YOUR TASK: Pick out every line of the entries below where "æquales" occurs, and copy those lines.

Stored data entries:
* * * *

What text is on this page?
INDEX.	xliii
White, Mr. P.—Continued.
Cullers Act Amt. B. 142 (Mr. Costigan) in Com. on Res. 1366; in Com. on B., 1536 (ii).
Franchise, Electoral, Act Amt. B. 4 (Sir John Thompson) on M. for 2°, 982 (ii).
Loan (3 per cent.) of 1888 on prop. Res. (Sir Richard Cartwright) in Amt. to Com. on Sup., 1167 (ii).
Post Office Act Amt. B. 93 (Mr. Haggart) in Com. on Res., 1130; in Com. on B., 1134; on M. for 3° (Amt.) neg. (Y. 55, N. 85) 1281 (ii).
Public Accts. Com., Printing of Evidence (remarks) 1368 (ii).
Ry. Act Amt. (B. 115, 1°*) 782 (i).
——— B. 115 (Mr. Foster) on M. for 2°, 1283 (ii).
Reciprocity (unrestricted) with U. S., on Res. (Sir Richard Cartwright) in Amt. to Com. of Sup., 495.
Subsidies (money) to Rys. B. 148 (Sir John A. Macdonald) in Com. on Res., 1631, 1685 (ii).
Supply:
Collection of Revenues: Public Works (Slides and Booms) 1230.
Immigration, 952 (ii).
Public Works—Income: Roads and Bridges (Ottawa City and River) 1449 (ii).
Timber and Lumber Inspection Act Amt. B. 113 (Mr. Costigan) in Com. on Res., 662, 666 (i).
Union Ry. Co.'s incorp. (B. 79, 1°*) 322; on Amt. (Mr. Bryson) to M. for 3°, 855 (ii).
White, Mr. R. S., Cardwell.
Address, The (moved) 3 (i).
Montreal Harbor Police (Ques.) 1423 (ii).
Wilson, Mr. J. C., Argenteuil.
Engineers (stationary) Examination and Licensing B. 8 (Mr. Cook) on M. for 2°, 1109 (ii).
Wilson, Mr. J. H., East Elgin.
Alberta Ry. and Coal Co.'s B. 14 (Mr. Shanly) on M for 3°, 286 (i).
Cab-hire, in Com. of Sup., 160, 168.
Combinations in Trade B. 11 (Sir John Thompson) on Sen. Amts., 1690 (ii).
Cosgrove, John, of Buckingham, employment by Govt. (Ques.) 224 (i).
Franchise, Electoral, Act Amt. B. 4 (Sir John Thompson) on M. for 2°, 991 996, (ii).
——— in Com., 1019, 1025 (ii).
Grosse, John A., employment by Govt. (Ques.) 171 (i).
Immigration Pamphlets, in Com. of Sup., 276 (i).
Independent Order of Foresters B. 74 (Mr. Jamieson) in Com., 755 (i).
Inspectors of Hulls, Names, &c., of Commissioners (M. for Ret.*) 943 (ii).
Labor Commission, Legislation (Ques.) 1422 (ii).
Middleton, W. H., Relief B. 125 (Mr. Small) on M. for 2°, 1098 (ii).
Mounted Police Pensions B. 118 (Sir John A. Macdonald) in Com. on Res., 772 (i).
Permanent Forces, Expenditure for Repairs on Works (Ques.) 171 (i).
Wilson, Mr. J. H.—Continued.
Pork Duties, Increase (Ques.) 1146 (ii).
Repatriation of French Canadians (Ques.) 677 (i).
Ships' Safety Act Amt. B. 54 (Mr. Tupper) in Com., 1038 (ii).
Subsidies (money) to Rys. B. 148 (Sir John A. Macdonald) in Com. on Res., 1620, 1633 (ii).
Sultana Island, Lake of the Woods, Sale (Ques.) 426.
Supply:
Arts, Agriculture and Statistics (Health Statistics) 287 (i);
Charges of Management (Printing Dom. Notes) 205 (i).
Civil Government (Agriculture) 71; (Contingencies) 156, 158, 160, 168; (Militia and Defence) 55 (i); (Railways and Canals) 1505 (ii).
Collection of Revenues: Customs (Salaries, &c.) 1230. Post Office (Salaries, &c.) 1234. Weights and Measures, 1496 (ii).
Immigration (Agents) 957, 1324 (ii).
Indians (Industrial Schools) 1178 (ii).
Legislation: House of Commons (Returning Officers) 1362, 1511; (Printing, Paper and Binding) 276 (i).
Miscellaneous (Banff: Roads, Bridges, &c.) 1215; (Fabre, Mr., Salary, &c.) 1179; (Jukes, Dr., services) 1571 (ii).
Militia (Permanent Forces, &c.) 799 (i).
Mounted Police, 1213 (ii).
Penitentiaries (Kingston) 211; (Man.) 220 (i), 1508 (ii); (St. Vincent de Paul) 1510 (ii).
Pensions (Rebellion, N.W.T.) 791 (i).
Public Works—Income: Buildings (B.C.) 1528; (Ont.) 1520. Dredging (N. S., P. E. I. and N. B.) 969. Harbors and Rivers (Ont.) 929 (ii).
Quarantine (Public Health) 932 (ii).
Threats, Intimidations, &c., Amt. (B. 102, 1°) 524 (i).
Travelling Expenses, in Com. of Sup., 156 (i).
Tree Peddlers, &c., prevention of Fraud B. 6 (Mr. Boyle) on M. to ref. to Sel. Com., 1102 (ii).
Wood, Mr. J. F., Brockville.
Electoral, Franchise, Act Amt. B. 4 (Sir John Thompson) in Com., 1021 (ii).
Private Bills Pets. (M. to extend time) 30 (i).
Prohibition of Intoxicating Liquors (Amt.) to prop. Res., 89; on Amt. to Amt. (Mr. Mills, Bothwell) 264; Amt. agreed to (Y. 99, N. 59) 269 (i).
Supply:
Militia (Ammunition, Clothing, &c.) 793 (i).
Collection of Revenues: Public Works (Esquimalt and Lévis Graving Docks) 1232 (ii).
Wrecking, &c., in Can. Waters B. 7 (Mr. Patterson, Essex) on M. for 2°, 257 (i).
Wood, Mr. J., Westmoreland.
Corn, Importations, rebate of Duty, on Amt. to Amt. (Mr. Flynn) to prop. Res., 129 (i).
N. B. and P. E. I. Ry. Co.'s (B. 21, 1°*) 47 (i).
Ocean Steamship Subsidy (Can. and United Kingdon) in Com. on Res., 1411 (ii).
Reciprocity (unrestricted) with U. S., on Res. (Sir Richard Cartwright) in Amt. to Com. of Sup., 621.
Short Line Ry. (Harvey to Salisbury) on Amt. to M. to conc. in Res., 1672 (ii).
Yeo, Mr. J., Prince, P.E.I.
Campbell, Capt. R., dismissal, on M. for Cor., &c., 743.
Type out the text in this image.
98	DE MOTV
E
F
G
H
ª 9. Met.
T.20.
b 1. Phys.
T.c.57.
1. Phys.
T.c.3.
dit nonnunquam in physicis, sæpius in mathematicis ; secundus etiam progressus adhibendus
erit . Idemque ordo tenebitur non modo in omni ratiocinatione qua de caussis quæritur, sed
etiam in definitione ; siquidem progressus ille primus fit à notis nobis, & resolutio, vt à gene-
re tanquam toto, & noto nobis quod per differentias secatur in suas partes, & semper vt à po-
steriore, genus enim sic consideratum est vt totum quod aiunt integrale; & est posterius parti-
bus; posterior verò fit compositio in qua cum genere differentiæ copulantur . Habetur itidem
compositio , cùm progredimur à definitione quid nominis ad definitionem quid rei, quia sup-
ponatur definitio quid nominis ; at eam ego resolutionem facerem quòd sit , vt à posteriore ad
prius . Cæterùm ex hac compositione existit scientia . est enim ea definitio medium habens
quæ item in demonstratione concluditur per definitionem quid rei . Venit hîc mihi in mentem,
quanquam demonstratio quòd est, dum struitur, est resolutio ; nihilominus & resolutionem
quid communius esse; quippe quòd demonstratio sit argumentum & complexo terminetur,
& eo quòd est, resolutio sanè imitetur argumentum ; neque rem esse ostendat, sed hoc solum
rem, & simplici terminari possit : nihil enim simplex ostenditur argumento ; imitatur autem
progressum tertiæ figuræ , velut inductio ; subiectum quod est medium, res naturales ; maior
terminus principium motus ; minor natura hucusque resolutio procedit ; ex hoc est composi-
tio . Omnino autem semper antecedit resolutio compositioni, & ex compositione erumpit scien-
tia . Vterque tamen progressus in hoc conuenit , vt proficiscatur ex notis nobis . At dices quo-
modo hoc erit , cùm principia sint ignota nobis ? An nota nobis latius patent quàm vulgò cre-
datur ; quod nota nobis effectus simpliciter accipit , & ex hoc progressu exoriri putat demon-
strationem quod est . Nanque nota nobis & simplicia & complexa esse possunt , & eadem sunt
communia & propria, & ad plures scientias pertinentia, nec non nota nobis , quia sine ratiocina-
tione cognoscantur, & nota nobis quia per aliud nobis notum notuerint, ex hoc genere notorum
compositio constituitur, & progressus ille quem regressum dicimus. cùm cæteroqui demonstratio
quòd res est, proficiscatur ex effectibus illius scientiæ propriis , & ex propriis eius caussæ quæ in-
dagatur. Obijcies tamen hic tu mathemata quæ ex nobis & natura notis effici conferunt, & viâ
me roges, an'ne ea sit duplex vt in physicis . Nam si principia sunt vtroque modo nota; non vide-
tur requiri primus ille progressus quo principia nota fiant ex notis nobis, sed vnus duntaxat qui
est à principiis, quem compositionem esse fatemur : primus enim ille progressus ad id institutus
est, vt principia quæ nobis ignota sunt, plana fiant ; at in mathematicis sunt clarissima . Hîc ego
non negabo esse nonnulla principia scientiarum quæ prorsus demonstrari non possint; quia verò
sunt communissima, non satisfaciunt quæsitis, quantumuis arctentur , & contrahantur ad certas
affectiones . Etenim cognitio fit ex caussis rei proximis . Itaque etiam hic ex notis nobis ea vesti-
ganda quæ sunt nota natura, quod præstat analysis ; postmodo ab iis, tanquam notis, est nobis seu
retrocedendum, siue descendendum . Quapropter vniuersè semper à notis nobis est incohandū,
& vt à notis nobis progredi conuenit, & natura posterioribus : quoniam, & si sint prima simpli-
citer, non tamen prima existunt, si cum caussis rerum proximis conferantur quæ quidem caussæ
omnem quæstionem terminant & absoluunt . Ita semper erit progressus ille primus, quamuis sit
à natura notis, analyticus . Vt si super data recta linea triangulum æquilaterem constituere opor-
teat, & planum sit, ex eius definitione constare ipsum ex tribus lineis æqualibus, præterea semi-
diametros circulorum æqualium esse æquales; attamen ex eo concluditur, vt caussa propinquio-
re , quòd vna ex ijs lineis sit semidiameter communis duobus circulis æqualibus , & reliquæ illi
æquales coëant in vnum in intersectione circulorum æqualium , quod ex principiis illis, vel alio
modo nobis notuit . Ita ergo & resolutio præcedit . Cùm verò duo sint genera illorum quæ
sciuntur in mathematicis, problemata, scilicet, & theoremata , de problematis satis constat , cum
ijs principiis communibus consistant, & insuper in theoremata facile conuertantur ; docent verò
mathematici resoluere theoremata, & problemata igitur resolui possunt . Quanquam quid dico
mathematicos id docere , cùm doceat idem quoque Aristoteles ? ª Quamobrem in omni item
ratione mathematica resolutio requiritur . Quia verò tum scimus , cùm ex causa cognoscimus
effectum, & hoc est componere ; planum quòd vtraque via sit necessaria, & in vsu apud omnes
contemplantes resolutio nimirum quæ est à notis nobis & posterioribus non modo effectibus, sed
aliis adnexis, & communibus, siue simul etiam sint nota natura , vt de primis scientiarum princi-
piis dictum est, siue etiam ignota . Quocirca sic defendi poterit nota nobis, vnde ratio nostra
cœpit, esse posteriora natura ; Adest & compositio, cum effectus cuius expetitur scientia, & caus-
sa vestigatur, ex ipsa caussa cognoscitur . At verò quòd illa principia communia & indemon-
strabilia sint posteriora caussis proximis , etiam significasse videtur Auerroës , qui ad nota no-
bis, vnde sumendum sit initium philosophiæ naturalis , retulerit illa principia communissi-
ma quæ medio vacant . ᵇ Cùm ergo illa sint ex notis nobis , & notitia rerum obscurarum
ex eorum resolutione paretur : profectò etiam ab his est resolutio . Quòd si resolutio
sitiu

* * * *

PROBLEM SOLUTION:
diametros circulorum æqualium esse æquales; attamen ex eo concluditur, vt caussa propinquio-
æquales coëant in vnum in intersectione circulorum æqualium , quod ex principiis illis, vel alio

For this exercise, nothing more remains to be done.